(Items from a dataset)
==========

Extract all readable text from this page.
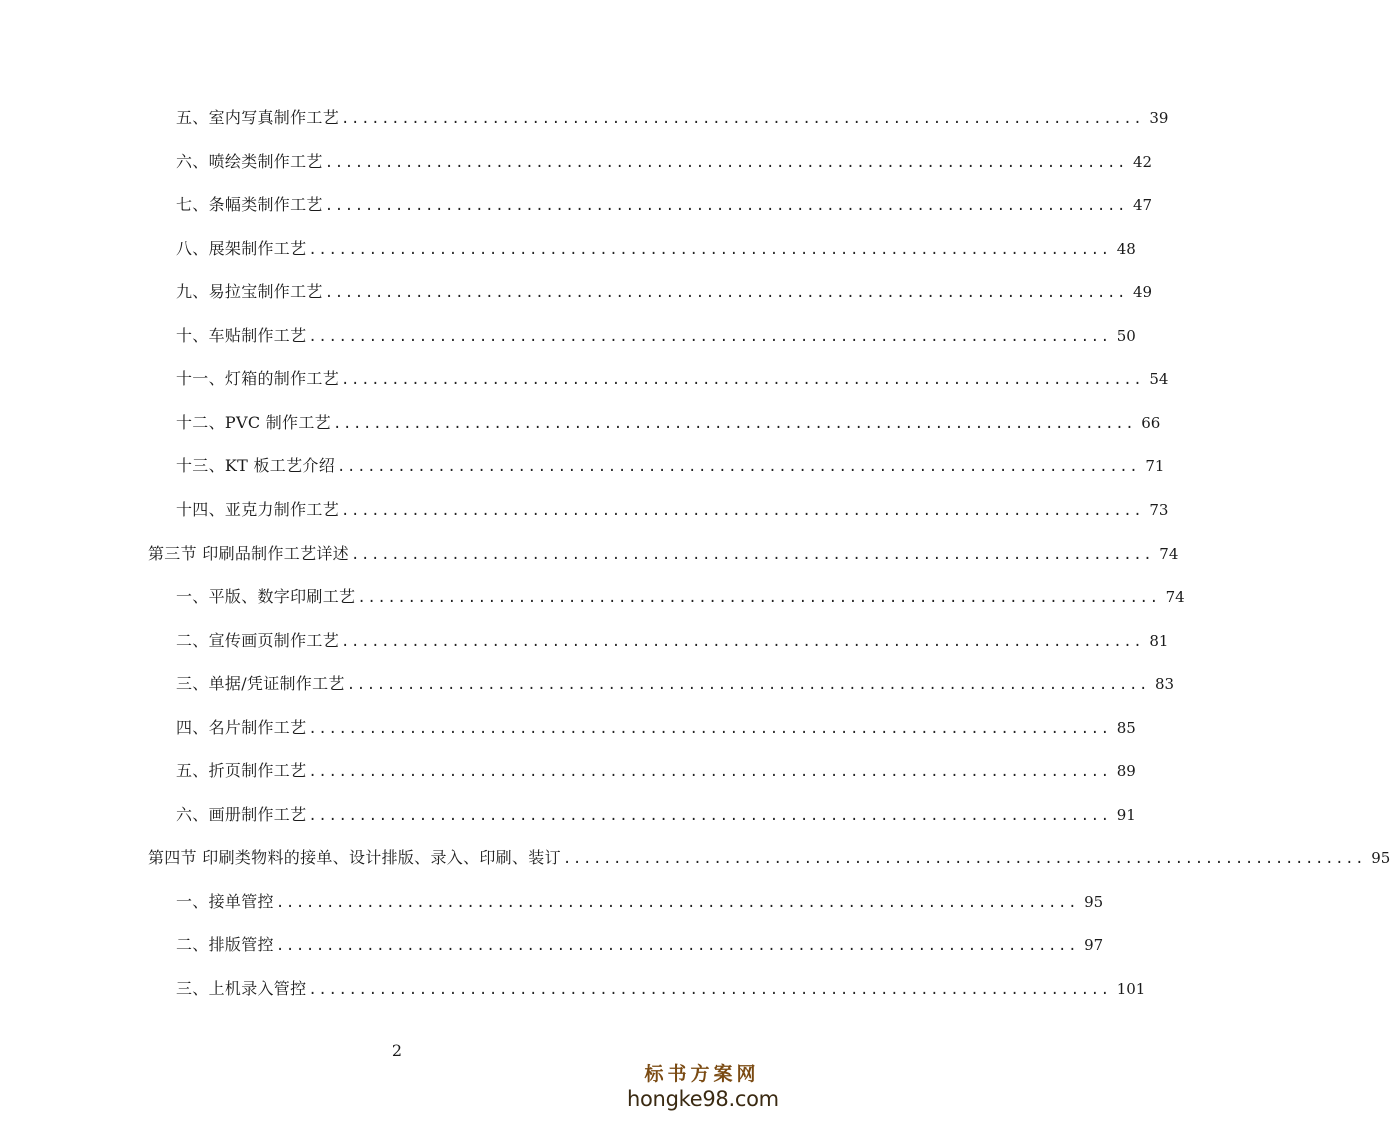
五、室内写真制作工艺 ................................................................................ 39
六、喷绘类制作工艺 ................................................................................ 42
七、条幅类制作工艺 ................................................................................ 47
八、展架制作工艺 ................................................................................ 48
九、易拉宝制作工艺 ................................................................................ 49
十、车贴制作工艺 ................................................................................ 50
十一、灯箱的制作工艺 ................................................................................ 54
十二、PVC 制作工艺 ................................................................................ 66
十三、KT 板工艺介绍 ................................................................................ 71
十四、亚克力制作工艺 ................................................................................ 73
第三节 印刷品制作工艺详述 ................................................................................ 74
一、平版、数字印刷工艺 ................................................................................ 74
二、宣传画页制作工艺 ................................................................................ 81
三、单据/凭证制作工艺 ................................................................................ 83
四、名片制作工艺 ................................................................................ 85
五、折页制作工艺 ................................................................................ 89
六、画册制作工艺 ................................................................................ 91
第四节 印刷类物料的接单、设计排版、录入、印刷、装订 ................................................................................ 95
一、接单管控 ................................................................................ 95
二、排版管控 ................................................................................ 97
三、上机录入管控 ................................................................................ 101
2
标书方案网
hongke98.com
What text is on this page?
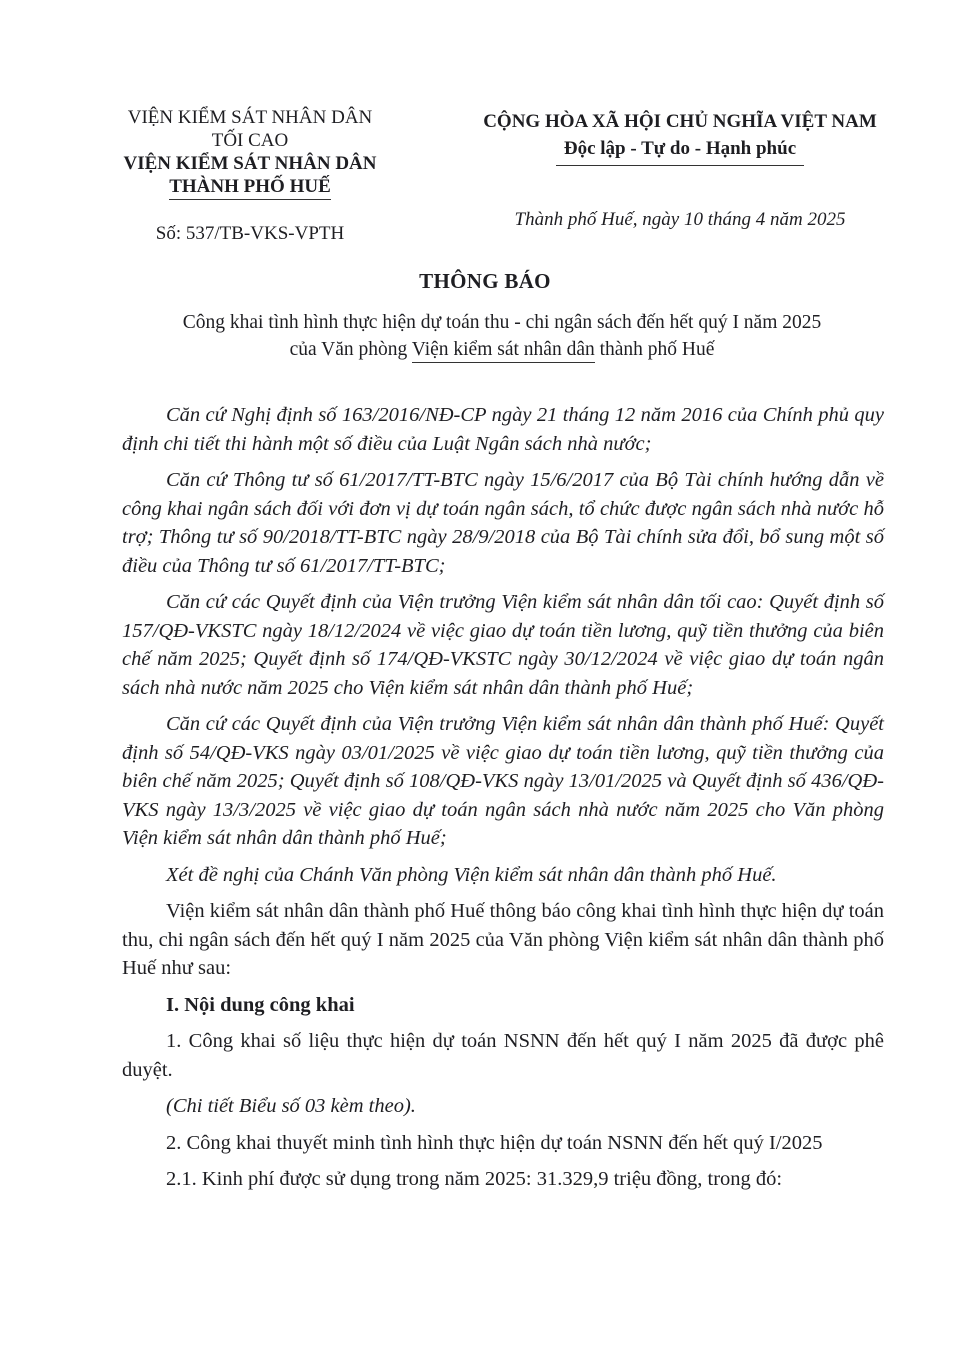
VIỆN KIỂM SÁT NHÂN DÂN
TỐI CAO
VIỆN KIỂM SÁT NHÂN DÂN
THÀNH PHỐ HUẾ
Số: 537/TB-VKS-VPTH
CỘNG HÒA XÃ HỘI CHỦ NGHĨA VIỆT NAM
Độc lập - Tự do - Hạnh phúc
Thành phố Huế, ngày 10 tháng 4 năm 2025
THÔNG BÁO
Công khai tình hình thực hiện dự toán thu - chi ngân sách đến hết quý I năm 2025
của Văn phòng Viện kiểm sát nhân dân thành phố Huế

Căn cứ Nghị định số 163/2016/NĐ-CP ngày 21 tháng 12 năm 2016 của Chính phủ quy định chi tiết thi hành một số điều của Luật Ngân sách nhà nước;

Căn cứ Thông tư số 61/2017/TT-BTC ngày 15/6/2017 của Bộ Tài chính hướng dẫn về công khai ngân sách đối với đơn vị dự toán ngân sách, tổ chức được ngân sách nhà nước hỗ trợ; Thông tư số 90/2018/TT-BTC ngày 28/9/2018 của Bộ Tài chính sửa đổi, bổ sung một số điều của Thông tư số 61/2017/TT-BTC;

Căn cứ các Quyết định của Viện trưởng Viện kiểm sát nhân dân tối cao: Quyết định số 157/QĐ-VKSTC ngày 18/12/2024 về việc giao dự toán tiền lương, quỹ tiền thưởng của biên chế năm 2025; Quyết định số 174/QĐ-VKSTC ngày 30/12/2024 về việc giao dự toán ngân sách nhà nước năm 2025 cho Viện kiểm sát nhân dân thành phố Huế;

Căn cứ các Quyết định của Viện trưởng Viện kiểm sát nhân dân thành phố Huế: Quyết định số 54/QĐ-VKS ngày 03/01/2025 về việc giao dự toán tiền lương, quỹ tiền thưởng của biên chế năm 2025; Quyết định số 108/QĐ-VKS ngày 13/01/2025 và Quyết định số 436/QĐ-VKS ngày 13/3/2025 về việc giao dự toán ngân sách nhà nước năm 2025 cho Văn phòng Viện kiểm sát nhân dân thành phố Huế;

Xét đề nghị của Chánh Văn phòng Viện kiểm sát nhân dân thành phố Huế.

Viện kiểm sát nhân dân thành phố Huế thông báo công khai tình hình thực hiện dự toán thu, chi ngân sách đến hết quý I năm 2025 của Văn phòng Viện kiểm sát nhân dân thành phố Huế như sau:

I. Nội dung công khai

1. Công khai số liệu thực hiện dự toán NSNN đến hết quý I năm 2025 đã được phê duyệt.

(Chi tiết Biểu số 03 kèm theo).

2. Công khai thuyết minh tình hình thực hiện dự toán NSNN đến hết quý I/2025

2.1. Kinh phí được sử dụng trong năm 2025: 31.329,9 triệu đồng, trong đó:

==========

▶ _What to produce_:
Pictures stay out; repeat all the rest of the records exactly.

▶ _Task solution_:
Extract all readable text from this page.
五、室内写真制作工艺 ................................................................................ 39
六、喷绘类制作工艺 ................................................................................ 42
七、条幅类制作工艺 ................................................................................ 47
八、展架制作工艺 ................................................................................ 48
九、易拉宝制作工艺 ................................................................................ 49
十、车贴制作工艺 ................................................................................ 50
十一、灯箱的制作工艺 ................................................................................ 54
十二、PVC 制作工艺 ................................................................................ 66
十三、KT 板工艺介绍 ................................................................................ 71
十四、亚克力制作工艺 ................................................................................ 73
第三节 印刷品制作工艺详述 ................................................................................ 74
一、平版、数字印刷工艺 ................................................................................ 74
二、宣传画页制作工艺 ................................................................................ 81
三、单据/凭证制作工艺 ................................................................................ 83
四、名片制作工艺 ................................................................................ 85
五、折页制作工艺 ................................................................................ 89
六、画册制作工艺 ................................................................................ 91
第四节 印刷类物料的接单、设计排版、录入、印刷、装订 ................................................................................ 95
一、接单管控 ................................................................................ 95
二、排版管控 ................................................................................ 97
三、上机录入管控 ................................................................................ 101
2
标书方案网
hongke98.com
What text is on this page?
VIỆN KIỂM SÁT NHÂN DÂN
TỐI CAO
VIỆN KIỂM SÁT NHÂN DÂN
THÀNH PHỐ HUẾ
Số: 537/TB-VKS-VPTH
CỘNG HÒA XÃ HỘI CHỦ NGHĨA VIỆT NAM
Độc lập - Tự do - Hạnh phúc
Thành phố Huế, ngày 10 tháng 4 năm 2025
THÔNG BÁO
Công khai tình hình thực hiện dự toán thu - chi ngân sách đến hết quý I năm 2025
của Văn phòng Viện kiểm sát nhân dân thành phố Huế

Căn cứ Nghị định số 163/2016/NĐ-CP ngày 21 tháng 12 năm 2016 của Chính phủ quy định chi tiết thi hành một số điều của Luật Ngân sách nhà nước;

Căn cứ Thông tư số 61/2017/TT-BTC ngày 15/6/2017 của Bộ Tài chính hướng dẫn về công khai ngân sách đối với đơn vị dự toán ngân sách, tổ chức được ngân sách nhà nước hỗ trợ; Thông tư số 90/2018/TT-BTC ngày 28/9/2018 của Bộ Tài chính sửa đổi, bổ sung một số điều của Thông tư số 61/2017/TT-BTC;

Căn cứ các Quyết định của Viện trưởng Viện kiểm sát nhân dân tối cao: Quyết định số 157/QĐ-VKSTC ngày 18/12/2024 về việc giao dự toán tiền lương, quỹ tiền thưởng của biên chế năm 2025; Quyết định số 174/QĐ-VKSTC ngày 30/12/2024 về việc giao dự toán ngân sách nhà nước năm 2025 cho Viện kiểm sát nhân dân thành phố Huế;

Căn cứ các Quyết định của Viện trưởng Viện kiểm sát nhân dân thành phố Huế: Quyết định số 54/QĐ-VKS ngày 03/01/2025 về việc giao dự toán tiền lương, quỹ tiền thưởng của biên chế năm 2025; Quyết định số 108/QĐ-VKS ngày 13/01/2025 và Quyết định số 436/QĐ-VKS ngày 13/3/2025 về việc giao dự toán ngân sách nhà nước năm 2025 cho Văn phòng Viện kiểm sát nhân dân thành phố Huế;

Xét đề nghị của Chánh Văn phòng Viện kiểm sát nhân dân thành phố Huế.

Viện kiểm sát nhân dân thành phố Huế thông báo công khai tình hình thực hiện dự toán thu, chi ngân sách đến hết quý I năm 2025 của Văn phòng Viện kiểm sát nhân dân thành phố Huế như sau:

I. Nội dung công khai

1. Công khai số liệu thực hiện dự toán NSNN đến hết quý I năm 2025 đã được phê duyệt.

(Chi tiết Biểu số 03 kèm theo).

2. Công khai thuyết minh tình hình thực hiện dự toán NSNN đến hết quý I/2025

2.1. Kinh phí được sử dụng trong năm 2025: 31.329,9 triệu đồng, trong đó:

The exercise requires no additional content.